Exercise objective >> Reproduce the listing that follows with no differences at all.

··· Task input

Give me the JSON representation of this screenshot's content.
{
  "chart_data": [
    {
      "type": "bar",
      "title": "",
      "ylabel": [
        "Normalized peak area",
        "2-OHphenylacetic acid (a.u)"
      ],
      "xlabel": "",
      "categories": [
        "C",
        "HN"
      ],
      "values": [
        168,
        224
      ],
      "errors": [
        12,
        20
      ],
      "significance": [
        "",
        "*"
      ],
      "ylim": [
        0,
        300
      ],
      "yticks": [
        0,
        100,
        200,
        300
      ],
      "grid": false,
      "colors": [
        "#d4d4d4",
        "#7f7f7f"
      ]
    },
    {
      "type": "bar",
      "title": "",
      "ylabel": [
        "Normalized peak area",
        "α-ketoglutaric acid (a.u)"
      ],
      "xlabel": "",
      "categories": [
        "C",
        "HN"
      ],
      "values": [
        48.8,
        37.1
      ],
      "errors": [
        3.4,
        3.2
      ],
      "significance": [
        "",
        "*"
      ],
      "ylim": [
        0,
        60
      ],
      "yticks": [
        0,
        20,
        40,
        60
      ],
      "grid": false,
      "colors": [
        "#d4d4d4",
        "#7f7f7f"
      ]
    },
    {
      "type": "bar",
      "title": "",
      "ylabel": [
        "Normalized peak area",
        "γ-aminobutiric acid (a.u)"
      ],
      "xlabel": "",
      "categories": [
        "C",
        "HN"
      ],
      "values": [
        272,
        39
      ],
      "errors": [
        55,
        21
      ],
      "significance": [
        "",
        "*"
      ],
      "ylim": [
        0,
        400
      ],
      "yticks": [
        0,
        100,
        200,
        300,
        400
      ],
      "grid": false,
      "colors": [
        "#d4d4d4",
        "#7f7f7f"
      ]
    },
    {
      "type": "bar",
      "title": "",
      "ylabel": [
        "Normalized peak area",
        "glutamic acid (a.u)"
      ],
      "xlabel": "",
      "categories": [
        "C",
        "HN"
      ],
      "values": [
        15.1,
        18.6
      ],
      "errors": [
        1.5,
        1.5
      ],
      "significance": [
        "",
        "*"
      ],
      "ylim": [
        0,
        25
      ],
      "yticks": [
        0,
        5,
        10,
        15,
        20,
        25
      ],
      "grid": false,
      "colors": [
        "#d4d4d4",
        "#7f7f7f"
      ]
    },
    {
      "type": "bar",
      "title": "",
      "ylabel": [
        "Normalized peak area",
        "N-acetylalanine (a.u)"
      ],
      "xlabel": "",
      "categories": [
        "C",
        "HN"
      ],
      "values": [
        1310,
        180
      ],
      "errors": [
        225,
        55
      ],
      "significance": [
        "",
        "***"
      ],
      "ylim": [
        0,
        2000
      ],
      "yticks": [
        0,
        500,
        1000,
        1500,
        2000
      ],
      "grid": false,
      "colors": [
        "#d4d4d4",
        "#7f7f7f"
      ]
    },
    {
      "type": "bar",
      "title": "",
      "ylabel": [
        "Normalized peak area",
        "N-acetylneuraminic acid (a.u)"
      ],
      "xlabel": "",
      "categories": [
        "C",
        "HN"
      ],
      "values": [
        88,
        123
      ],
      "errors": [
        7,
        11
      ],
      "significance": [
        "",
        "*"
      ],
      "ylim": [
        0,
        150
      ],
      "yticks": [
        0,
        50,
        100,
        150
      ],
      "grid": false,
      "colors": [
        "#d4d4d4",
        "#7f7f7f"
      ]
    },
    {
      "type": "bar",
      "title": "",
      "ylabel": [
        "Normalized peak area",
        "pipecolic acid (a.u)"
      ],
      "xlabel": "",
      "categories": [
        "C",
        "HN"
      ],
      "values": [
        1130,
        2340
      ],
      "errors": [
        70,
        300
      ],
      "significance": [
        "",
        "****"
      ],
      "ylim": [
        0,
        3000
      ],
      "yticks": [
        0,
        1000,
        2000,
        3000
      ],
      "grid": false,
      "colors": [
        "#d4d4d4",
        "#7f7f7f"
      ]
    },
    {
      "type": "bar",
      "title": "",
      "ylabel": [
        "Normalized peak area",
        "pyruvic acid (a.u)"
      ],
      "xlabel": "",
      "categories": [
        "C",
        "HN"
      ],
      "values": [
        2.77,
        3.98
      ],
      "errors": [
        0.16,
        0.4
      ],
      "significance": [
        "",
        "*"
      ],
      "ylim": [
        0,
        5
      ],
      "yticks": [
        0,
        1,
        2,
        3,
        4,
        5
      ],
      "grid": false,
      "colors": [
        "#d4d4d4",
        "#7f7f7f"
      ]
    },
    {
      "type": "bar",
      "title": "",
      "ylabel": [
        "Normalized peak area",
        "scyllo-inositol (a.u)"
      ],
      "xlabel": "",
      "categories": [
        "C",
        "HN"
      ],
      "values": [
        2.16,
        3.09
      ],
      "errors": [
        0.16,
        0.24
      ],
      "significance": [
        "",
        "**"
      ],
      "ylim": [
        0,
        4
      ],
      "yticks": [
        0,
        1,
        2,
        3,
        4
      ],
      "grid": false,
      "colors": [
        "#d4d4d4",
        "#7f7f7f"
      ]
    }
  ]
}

······

Answer to this problem >>
Give me the JSON representation of this screenshot's content.
{
  "chart_data": [
    {
      "type": "bar",
      "title": "",
      "ylabel": [
        "Normalized peak area",
        "2-OHphenylacetic acid (a.u)"
      ],
      "xlabel": "",
      "categories": [
        "C",
        "HN"
      ],
      "values": [
        168,
        224
      ],
      "errors": [
        12,
        20
      ],
      "significance": [
        "",
        "*"
      ],
      "ylim": [
        0,
        300
      ],
      "yticks": [
        0,
        100,
        200,
        300
      ],
      "grid": false,
      "colors": [
        "#d4d4d4",
        "#7f7f7f"
      ]
    },
    {
      "type": "bar",
      "title": "",
      "ylabel": [
        "Normalized peak area",
        "α-ketoglutaric acid (a.u)"
      ],
      "xlabel": "",
      "categories": [
        "C",
        "HN"
      ],
      "values": [
        48.8,
        37.1
      ],
      "errors": [
        3.4,
        3.2
      ],
      "significance": [
        "",
        "*"
      ],
      "ylim": [
        0,
        60
      ],
      "yticks": [
        0,
        20,
        40,
        60
      ],
      "grid": false,
      "colors": [
        "#d4d4d4",
        "#7f7f7f"
      ]
    },
    {
      "type": "bar",
      "title": "",
      "ylabel": [
        "Normalized peak area",
        "γ-aminobutiric acid (a.u)"
      ],
      "xlabel": "",
      "categories": [
        "C",
        "HN"
      ],
      "values": [
        272,
        39
      ],
      "errors": [
        55,
        21
      ],
      "significance": [
        "",
        "*"
      ],
      "ylim": [
        0,
        400
      ],
      "yticks": [
        0,
        100,
        200,
        300,
        400
      ],
      "grid": false,
      "colors": [
        "#d4d4d4",
        "#7f7f7f"
      ]
    },
    {
      "type": "bar",
      "title": "",
      "ylabel": [
        "Normalized peak area",
        "glutamic acid (a.u)"
      ],
      "xlabel": "",
      "categories": [
        "C",
        "HN"
      ],
      "values": [
        15.1,
        18.6
      ],
      "errors": [
        1.5,
        1.5
      ],
      "significance": [
        "",
        "*"
      ],
      "ylim": [
        0,
        25
      ],
      "yticks": [
        0,
        5,
        10,
        15,
        20,
        25
      ],
      "grid": false,
      "colors": [
        "#d4d4d4",
        "#7f7f7f"
      ]
    },
    {
      "type": "bar",
      "title": "",
      "ylabel": [
        "Normalized peak area",
        "N-acetylalanine (a.u)"
      ],
      "xlabel": "",
      "categories": [
        "C",
        "HN"
      ],
      "values": [
        1310,
        180
      ],
      "errors": [
        225,
        55
      ],
      "significance": [
        "",
        "***"
      ],
      "ylim": [
        0,
        2000
      ],
      "yticks": [
        0,
        500,
        1000,
        1500,
        2000
      ],
      "grid": false,
      "colors": [
        "#d4d4d4",
        "#7f7f7f"
      ]
    },
    {
      "type": "bar",
      "title": "",
      "ylabel": [
        "Normalized peak area",
        "N-acetylneuraminic acid (a.u)"
      ],
      "xlabel": "",
      "categories": [
        "C",
        "HN"
      ],
      "values": [
        88,
        123
      ],
      "errors": [
        7,
        11
      ],
      "significance": [
        "",
        "*"
      ],
      "ylim": [
        0,
        150
      ],
      "yticks": [
        0,
        50,
        100,
        150
      ],
      "grid": false,
      "colors": [
        "#d4d4d4",
        "#7f7f7f"
      ]
    },
    {
      "type": "bar",
      "title": "",
      "ylabel": [
        "Normalized peak area",
        "pipecolic acid (a.u)"
      ],
      "xlabel": "",
      "categories": [
        "C",
        "HN"
      ],
      "values": [
        1130,
        2340
      ],
      "errors": [
        70,
        300
      ],
      "significance": [
        "",
        "****"
      ],
      "ylim": [
        0,
        3000
      ],
      "yticks": [
        0,
        1000,
        2000,
        3000
      ],
      "grid": false,
      "colors": [
        "#d4d4d4",
        "#7f7f7f"
      ]
    },
    {
      "type": "bar",
      "title": "",
      "ylabel": [
        "Normalized peak area",
        "pyruvic acid (a.u)"
      ],
      "xlabel": "",
      "categories": [
        "C",
        "HN"
      ],
      "values": [
        2.77,
        3.98
      ],
      "errors": [
        0.16,
        0.4
      ],
      "significance": [
        "",
        "*"
      ],
      "ylim": [
        0,
        5
      ],
      "yticks": [
        0,
        1,
        2,
        3,
        4,
        5
      ],
      "grid": false,
      "colors": [
        "#d4d4d4",
        "#7f7f7f"
      ]
    },
    {
      "type": "bar",
      "title": "",
      "ylabel": [
        "Normalized peak area",
        "scyllo-inositol (a.u)"
      ],
      "xlabel": "",
      "categories": [
        "C",
        "HN"
      ],
      "values": [
        2.16,
        3.09
      ],
      "errors": [
        0.16,
        0.24
      ],
      "significance": [
        "",
        "**"
      ],
      "ylim": [
        0,
        4
      ],
      "yticks": [
        0,
        1,
        2,
        3,
        4
      ],
      "grid": false,
      "colors": [
        "#d4d4d4",
        "#7f7f7f"
      ]
    }
  ]
}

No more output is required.